▸ **Directions for this task**: Leave the pictures out and print every record below exactly as it stands.

Start

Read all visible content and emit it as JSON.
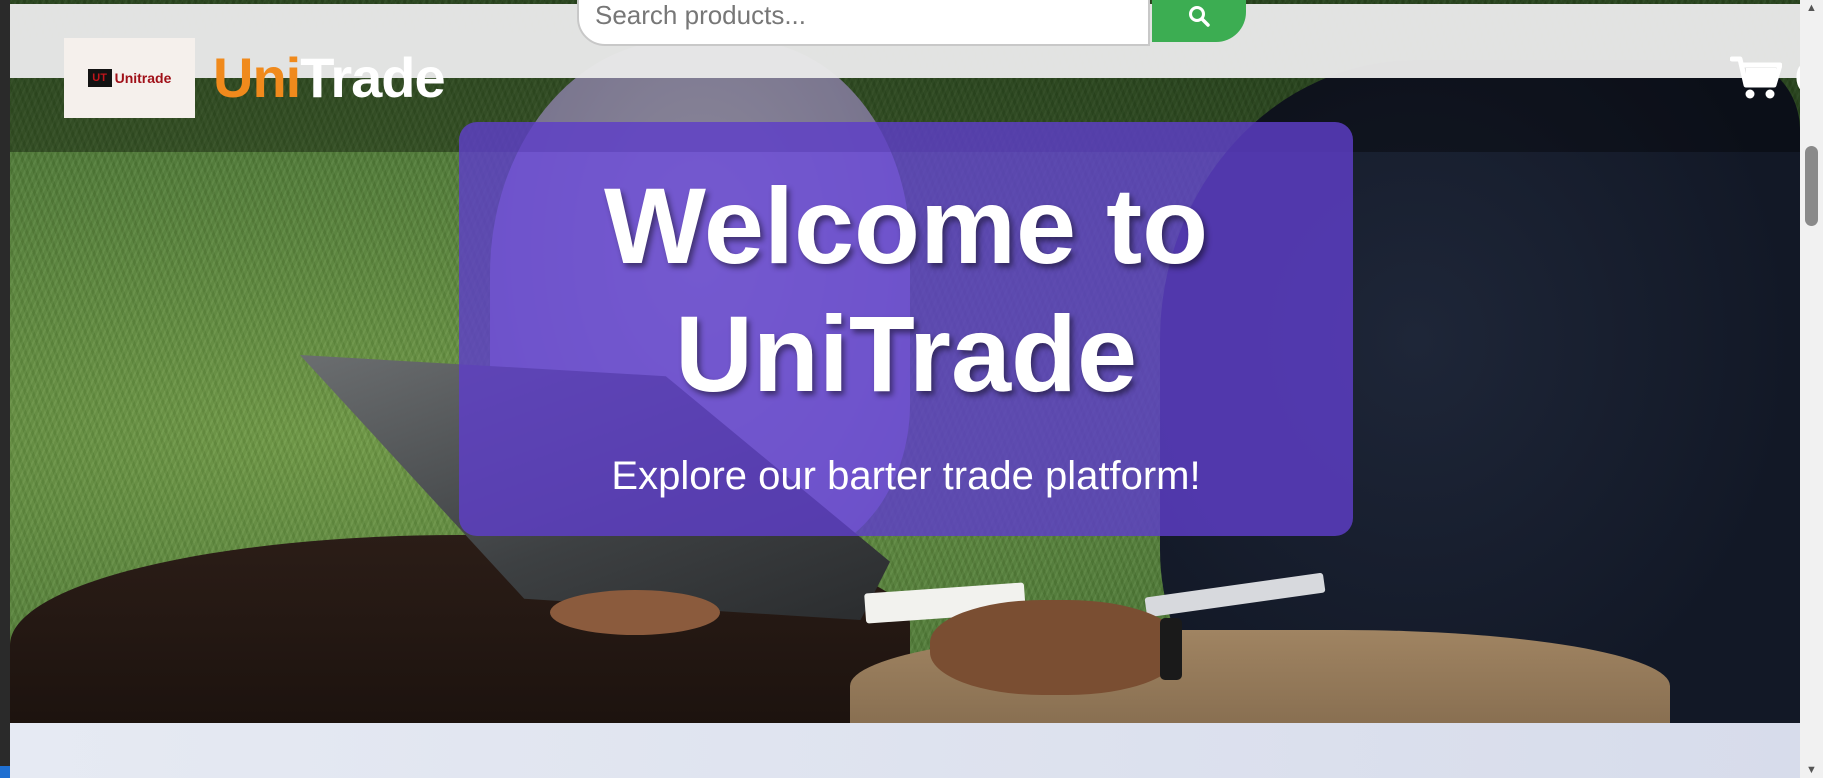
{
  "navbar": {
    "search_placeholder": "Search products...",
    "logo_mark_text": "UT",
    "logo_text": "Unitrade",
    "brand_part1": "Uni",
    "brand_part2": "Trade",
    "cart_label": "C",
    "icons": {
      "search": "search-icon",
      "cart": "shopping-cart-icon"
    }
  },
  "hero": {
    "title": "Welcome to UniTrade",
    "subtitle": "Explore our barter trade platform!"
  },
  "colors": {
    "brand_orange": "#f08a1c",
    "search_green": "#3cad52",
    "hero_card_purple": "#5e3ec8"
  }
}
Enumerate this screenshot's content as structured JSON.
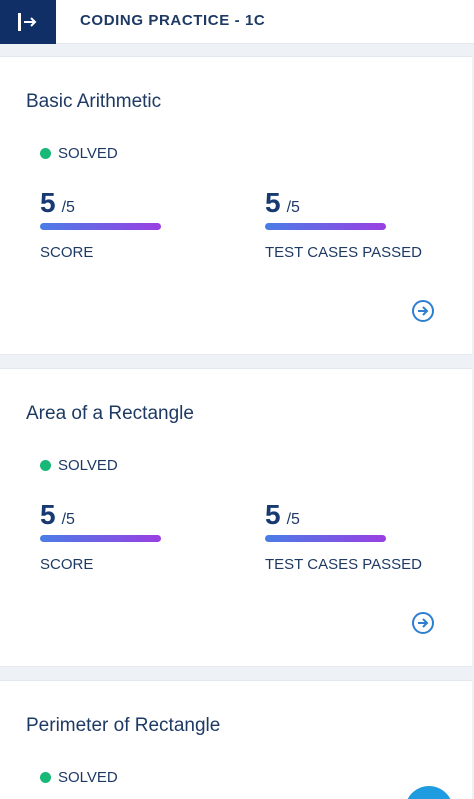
{
  "header": {
    "title": "CODING PRACTICE - 1C",
    "menu_icon": "sidebar-expand-icon"
  },
  "colors": {
    "brand": "#0f2f66",
    "text": "#1e3a64",
    "solved": "#18b877",
    "bar_start": "#4a7de6",
    "bar_end": "#9a3fe3",
    "link": "#2e7fd0"
  },
  "cards": [
    {
      "title": "Basic Arithmetic",
      "status": "SOLVED",
      "score": {
        "value": "5",
        "total": "/5",
        "label": "SCORE",
        "progress": 1.0
      },
      "tests": {
        "value": "5",
        "total": "/5",
        "label": "TEST CASES PASSED",
        "progress": 1.0
      },
      "action_icon": "arrow-right-circle-icon"
    },
    {
      "title": "Area of a Rectangle",
      "status": "SOLVED",
      "score": {
        "value": "5",
        "total": "/5",
        "label": "SCORE",
        "progress": 1.0
      },
      "tests": {
        "value": "5",
        "total": "/5",
        "label": "TEST CASES PASSED",
        "progress": 1.0
      },
      "action_icon": "arrow-right-circle-icon"
    },
    {
      "title": "Perimeter of Rectangle",
      "status": "SOLVED"
    }
  ]
}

End

▸ **Output for this task**:
Read all visible content and emit it as JSON.
{
  "navbar": {
    "search_placeholder": "Search products...",
    "logo_mark_text": "UT",
    "logo_text": "Unitrade",
    "brand_part1": "Uni",
    "brand_part2": "Trade",
    "cart_label": "C",
    "icons": {
      "search": "search-icon",
      "cart": "shopping-cart-icon"
    }
  },
  "hero": {
    "title": "Welcome to UniTrade",
    "subtitle": "Explore our barter trade platform!"
  },
  "colors": {
    "brand_orange": "#f08a1c",
    "search_green": "#3cad52",
    "hero_card_purple": "#5e3ec8"
  }
}
Enumerate this screenshot's content as structured JSON.
{
  "header": {
    "title": "CODING PRACTICE - 1C",
    "menu_icon": "sidebar-expand-icon"
  },
  "colors": {
    "brand": "#0f2f66",
    "text": "#1e3a64",
    "solved": "#18b877",
    "bar_start": "#4a7de6",
    "bar_end": "#9a3fe3",
    "link": "#2e7fd0"
  },
  "cards": [
    {
      "title": "Basic Arithmetic",
      "status": "SOLVED",
      "score": {
        "value": "5",
        "total": "/5",
        "label": "SCORE",
        "progress": 1.0
      },
      "tests": {
        "value": "5",
        "total": "/5",
        "label": "TEST CASES PASSED",
        "progress": 1.0
      },
      "action_icon": "arrow-right-circle-icon"
    },
    {
      "title": "Area of a Rectangle",
      "status": "SOLVED",
      "score": {
        "value": "5",
        "total": "/5",
        "label": "SCORE",
        "progress": 1.0
      },
      "tests": {
        "value": "5",
        "total": "/5",
        "label": "TEST CASES PASSED",
        "progress": 1.0
      },
      "action_icon": "arrow-right-circle-icon"
    },
    {
      "title": "Perimeter of Rectangle",
      "status": "SOLVED"
    }
  ]
}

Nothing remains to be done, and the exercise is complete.